**取り組む作業:**
- A) 『人間の絆』の会計士業を扱った文章で、主人公フィリップのモデルとされているのは誰ですか。
- B) 『人間の絆』の会計士業を扱った文章の続きを、最後の文の後から書いてください。

**ページ抜粋:**
===============
続・読書(by友岡)

昨日の記事の続きですが、
『人間の絆』では、著者のモーム自身がモデルとされる主人公のフィリップが、一時期、ロンドンの会計士事務所で年季奉公をしており、その辺りの記述からは、19世紀の、すなわち最初期の会計士業の様子を窺い知ることができます。


「(或る)会計士事務所にたまたま見習いの空きがあり、フィリップを300ポンドの費用で面倒見てやってもよいと言っている」(岩波文庫、上巻、p.274)


「近代商業の成長で会社の数が増えたため、依頼人の財政状態を整理するのに、従来のやり方では不充分になり、新しく会計士の事務所が出来……次第に格もあれば、金儲けにもなり、重要な職業となってきているというのだ」(p.274)


「紳士にふさわしい職業かと問い合わせたところ、国家免許になって以来、パブリック・スクール出身者や大学出の者がどんどんその道に進んでいる、ということだった」(p.274)
===============
**データ記録:**
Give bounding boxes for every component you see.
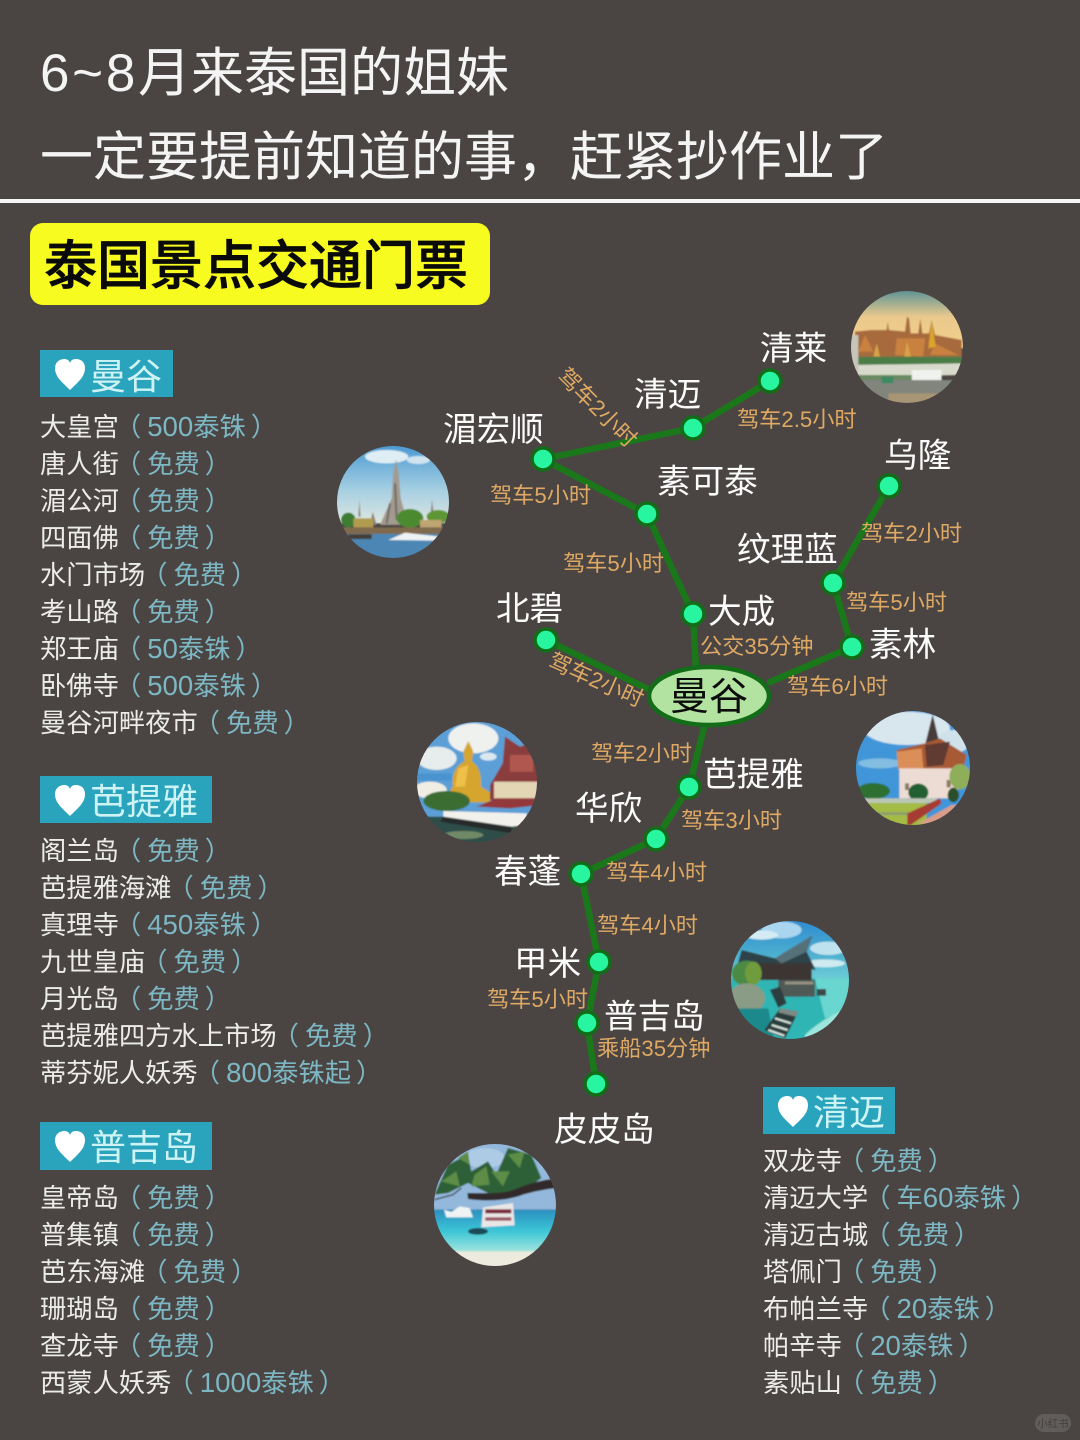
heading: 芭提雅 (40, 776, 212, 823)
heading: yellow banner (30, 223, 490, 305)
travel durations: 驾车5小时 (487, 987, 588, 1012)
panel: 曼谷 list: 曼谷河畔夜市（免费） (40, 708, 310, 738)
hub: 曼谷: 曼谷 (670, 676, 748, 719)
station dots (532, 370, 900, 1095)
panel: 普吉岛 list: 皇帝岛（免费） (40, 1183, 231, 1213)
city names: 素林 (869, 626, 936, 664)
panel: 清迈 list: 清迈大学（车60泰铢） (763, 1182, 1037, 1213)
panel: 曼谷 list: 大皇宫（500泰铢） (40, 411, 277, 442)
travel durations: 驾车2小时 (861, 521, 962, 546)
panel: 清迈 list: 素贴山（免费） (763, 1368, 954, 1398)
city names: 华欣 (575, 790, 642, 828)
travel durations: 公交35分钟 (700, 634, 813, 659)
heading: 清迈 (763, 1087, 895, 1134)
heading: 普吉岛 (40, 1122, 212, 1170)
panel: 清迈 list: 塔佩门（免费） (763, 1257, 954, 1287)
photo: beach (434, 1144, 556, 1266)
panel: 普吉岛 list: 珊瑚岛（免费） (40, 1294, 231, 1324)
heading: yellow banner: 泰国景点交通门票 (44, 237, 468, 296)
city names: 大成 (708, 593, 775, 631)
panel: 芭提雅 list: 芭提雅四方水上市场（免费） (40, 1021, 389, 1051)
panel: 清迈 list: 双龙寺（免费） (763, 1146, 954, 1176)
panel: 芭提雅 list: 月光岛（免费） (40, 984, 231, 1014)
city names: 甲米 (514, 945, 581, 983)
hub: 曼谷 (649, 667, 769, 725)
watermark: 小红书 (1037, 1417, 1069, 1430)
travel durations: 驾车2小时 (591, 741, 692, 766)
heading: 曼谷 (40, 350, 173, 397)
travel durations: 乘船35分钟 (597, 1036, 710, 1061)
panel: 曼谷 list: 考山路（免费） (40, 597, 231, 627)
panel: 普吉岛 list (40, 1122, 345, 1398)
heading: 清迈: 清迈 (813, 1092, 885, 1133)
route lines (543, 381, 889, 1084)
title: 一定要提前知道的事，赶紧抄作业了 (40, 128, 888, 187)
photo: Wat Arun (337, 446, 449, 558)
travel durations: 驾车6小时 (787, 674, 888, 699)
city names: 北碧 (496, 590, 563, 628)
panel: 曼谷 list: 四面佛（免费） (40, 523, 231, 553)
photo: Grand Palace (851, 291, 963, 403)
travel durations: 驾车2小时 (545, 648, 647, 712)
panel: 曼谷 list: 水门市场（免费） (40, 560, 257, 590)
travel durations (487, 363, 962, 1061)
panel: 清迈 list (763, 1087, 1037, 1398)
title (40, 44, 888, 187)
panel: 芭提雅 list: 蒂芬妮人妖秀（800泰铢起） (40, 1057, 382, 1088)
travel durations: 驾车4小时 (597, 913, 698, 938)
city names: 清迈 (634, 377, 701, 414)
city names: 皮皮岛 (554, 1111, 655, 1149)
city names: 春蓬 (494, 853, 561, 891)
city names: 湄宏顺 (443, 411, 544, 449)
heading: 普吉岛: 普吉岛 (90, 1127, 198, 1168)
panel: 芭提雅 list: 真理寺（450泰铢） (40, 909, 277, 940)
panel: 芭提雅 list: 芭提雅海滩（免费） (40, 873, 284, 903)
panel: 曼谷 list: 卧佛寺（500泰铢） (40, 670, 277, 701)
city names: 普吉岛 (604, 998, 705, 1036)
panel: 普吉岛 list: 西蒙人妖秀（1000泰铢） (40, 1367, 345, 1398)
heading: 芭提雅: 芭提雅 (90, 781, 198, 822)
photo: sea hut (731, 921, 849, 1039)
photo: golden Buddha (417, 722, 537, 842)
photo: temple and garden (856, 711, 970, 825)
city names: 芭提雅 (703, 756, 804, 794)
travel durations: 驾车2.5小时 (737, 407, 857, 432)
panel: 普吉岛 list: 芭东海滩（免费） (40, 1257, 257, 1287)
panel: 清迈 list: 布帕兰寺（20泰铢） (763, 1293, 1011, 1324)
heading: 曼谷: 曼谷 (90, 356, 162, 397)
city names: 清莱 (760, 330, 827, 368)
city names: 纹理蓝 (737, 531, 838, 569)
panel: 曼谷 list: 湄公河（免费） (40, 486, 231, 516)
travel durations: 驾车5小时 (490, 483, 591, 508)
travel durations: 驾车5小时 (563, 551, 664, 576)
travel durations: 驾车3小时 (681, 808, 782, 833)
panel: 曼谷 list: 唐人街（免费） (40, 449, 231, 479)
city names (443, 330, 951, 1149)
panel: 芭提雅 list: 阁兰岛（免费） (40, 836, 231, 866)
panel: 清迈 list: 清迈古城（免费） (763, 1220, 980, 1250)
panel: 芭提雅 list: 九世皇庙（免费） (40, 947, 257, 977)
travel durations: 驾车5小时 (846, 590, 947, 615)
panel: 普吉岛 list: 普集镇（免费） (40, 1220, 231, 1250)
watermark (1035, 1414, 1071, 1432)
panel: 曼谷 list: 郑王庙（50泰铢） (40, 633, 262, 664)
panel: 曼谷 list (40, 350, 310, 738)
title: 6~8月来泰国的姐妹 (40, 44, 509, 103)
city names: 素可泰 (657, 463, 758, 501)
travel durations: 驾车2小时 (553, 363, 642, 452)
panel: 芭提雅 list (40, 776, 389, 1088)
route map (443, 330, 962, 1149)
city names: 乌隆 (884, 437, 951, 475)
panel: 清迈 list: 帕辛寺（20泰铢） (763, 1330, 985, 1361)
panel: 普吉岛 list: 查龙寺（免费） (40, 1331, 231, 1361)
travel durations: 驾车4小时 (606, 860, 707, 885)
===============
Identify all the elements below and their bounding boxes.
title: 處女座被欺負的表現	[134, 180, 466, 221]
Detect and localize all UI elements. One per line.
===============
**順番の回答:**
- A) 著者のモーム自身です。

- B)
「(或る古参の同僚は)フィリップが年季契約の見習いだというので反感を抱いていた。フィリップは300ギニー出して5年間見習いをする資力がある」(p.326)


しかし、
「この10カ月間、ぼくはいやでたまらなかったんですよ。仕事も事務所もロンドンも。ここで過ごすくらいなら、横断歩道の掃除でもしたほうがましです」(pp.336-337)
という主人公フィリップは途中で年季奉公をやめてしまっています。


なお、19世紀イギリスの会計士業の詳細については友岡著『会計士の誕生』をご覧下さい。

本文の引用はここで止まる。